> [YOUR TASK]:
Keep only the lines of the data below that contain "konci", and copy them.

> [ENTRIES]:
════════
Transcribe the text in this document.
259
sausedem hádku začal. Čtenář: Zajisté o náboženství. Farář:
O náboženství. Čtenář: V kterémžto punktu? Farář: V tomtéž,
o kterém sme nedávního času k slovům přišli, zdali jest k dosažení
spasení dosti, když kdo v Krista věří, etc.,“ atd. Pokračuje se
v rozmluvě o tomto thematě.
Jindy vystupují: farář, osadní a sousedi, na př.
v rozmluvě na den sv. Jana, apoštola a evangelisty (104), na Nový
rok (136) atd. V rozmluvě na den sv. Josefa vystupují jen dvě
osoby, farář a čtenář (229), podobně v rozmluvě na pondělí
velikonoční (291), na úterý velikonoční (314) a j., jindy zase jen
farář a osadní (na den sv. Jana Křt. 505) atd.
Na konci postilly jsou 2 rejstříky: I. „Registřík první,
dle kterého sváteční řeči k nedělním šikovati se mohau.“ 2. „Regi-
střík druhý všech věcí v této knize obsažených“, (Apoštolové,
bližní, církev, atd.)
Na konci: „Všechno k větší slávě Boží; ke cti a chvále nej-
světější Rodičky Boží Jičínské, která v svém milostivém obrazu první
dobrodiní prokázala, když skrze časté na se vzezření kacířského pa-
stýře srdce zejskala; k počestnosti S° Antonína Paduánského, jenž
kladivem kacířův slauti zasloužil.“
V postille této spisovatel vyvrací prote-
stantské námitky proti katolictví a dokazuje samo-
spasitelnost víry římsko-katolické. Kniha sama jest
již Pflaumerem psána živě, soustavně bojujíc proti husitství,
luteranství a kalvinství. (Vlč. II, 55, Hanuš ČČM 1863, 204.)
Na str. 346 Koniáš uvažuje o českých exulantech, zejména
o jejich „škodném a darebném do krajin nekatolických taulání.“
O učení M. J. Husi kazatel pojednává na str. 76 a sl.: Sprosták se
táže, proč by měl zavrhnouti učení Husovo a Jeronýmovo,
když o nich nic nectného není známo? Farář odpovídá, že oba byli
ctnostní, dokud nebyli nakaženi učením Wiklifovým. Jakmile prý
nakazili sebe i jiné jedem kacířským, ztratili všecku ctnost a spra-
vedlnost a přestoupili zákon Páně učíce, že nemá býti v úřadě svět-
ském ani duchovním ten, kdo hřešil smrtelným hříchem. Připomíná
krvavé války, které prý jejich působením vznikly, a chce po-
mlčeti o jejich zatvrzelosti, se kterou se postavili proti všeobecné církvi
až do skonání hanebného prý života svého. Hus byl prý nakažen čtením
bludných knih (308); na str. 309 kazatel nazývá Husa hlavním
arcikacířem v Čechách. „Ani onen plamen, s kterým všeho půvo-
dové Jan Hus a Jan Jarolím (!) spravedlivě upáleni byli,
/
════════
> [CORRECT ANSWER]:
Na konci postilly jsou 2 rejstříky: I. „Registřík první,
Na konci: „Všechno k větší slávě Boží; ke cti a chvále nej-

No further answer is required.